──────── MATERIAL FOR THE TASK ────────
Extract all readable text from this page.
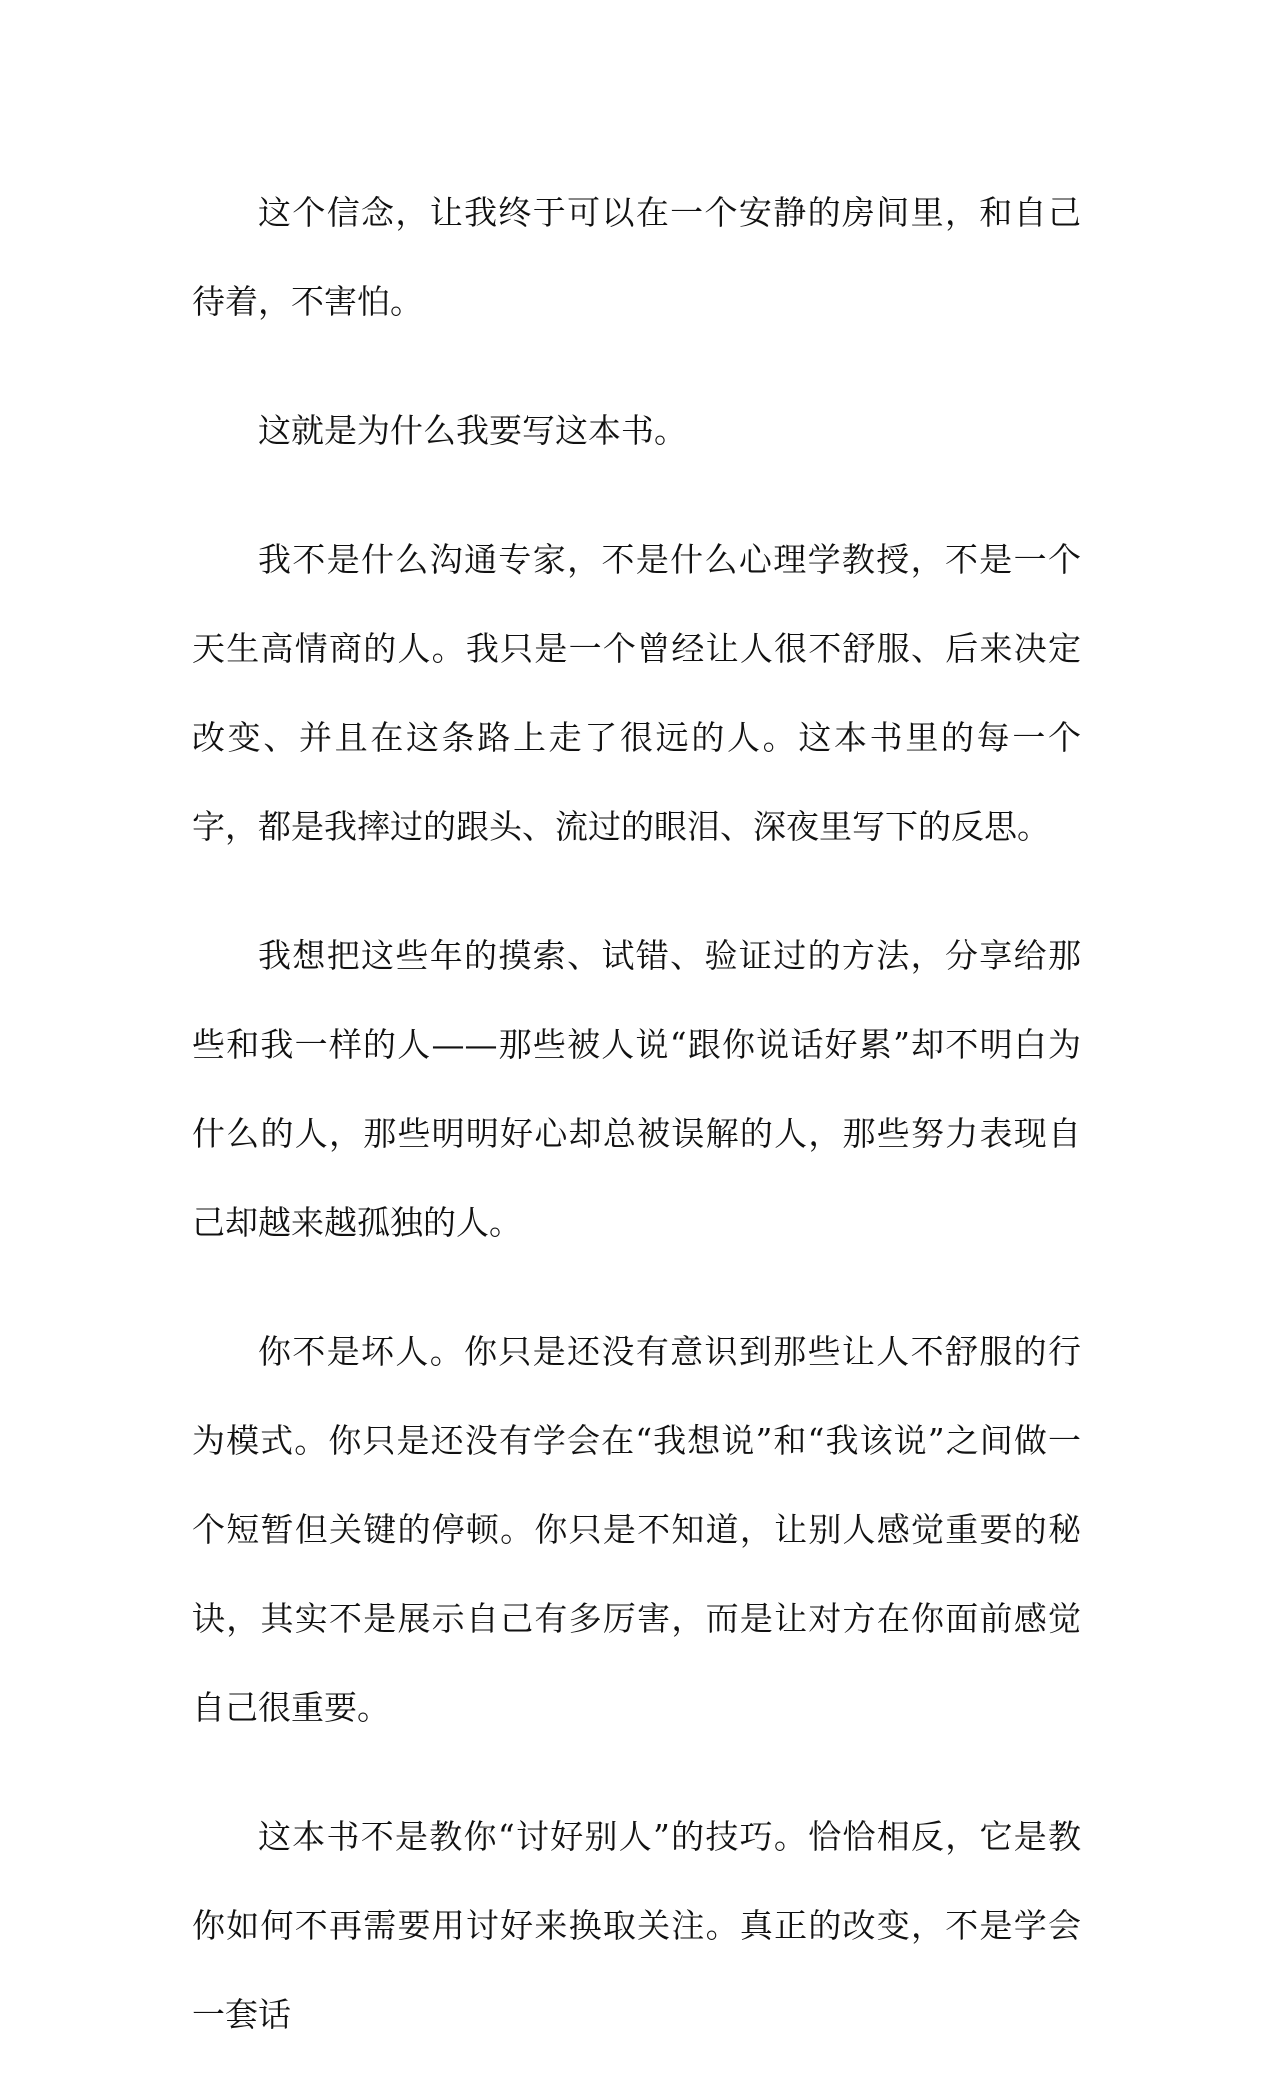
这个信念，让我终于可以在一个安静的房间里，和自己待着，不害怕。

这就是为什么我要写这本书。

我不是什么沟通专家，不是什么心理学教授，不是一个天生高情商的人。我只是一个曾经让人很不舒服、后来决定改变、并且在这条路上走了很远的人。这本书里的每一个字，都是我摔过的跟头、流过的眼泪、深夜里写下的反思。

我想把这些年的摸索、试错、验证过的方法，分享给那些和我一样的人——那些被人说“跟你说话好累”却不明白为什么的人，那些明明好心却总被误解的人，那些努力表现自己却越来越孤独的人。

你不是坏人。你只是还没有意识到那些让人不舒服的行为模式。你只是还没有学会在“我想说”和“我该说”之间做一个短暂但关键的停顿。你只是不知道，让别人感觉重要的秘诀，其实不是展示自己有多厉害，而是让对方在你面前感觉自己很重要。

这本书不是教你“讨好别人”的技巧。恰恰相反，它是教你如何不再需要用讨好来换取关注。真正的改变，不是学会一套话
────────
§ WORK TO COMPLETE: Return all the entries word for word, but omit any pictures they contain.

§ OUTPUT OF THE EXERCISE:
Extract all readable text from this page.
这个信念，让我终于可以在一个安静的房间里，和自己待着，不害怕。

这就是为什么我要写这本书。

我不是什么沟通专家，不是什么心理学教授，不是一个天生高情商的人。我只是一个曾经让人很不舒服、后来决定改变、并且在这条路上走了很远的人。这本书里的每一个字，都是我摔过的跟头、流过的眼泪、深夜里写下的反思。

我想把这些年的摸索、试错、验证过的方法，分享给那些和我一样的人——那些被人说“跟你说话好累”却不明白为什么的人，那些明明好心却总被误解的人，那些努力表现自己却越来越孤独的人。

你不是坏人。你只是还没有意识到那些让人不舒服的行为模式。你只是还没有学会在“我想说”和“我该说”之间做一个短暂但关键的停顿。你只是不知道，让别人感觉重要的秘诀，其实不是展示自己有多厉害，而是让对方在你面前感觉自己很重要。

这本书不是教你“讨好别人”的技巧。恰恰相反，它是教你如何不再需要用讨好来换取关注。真正的改变，不是学会一套话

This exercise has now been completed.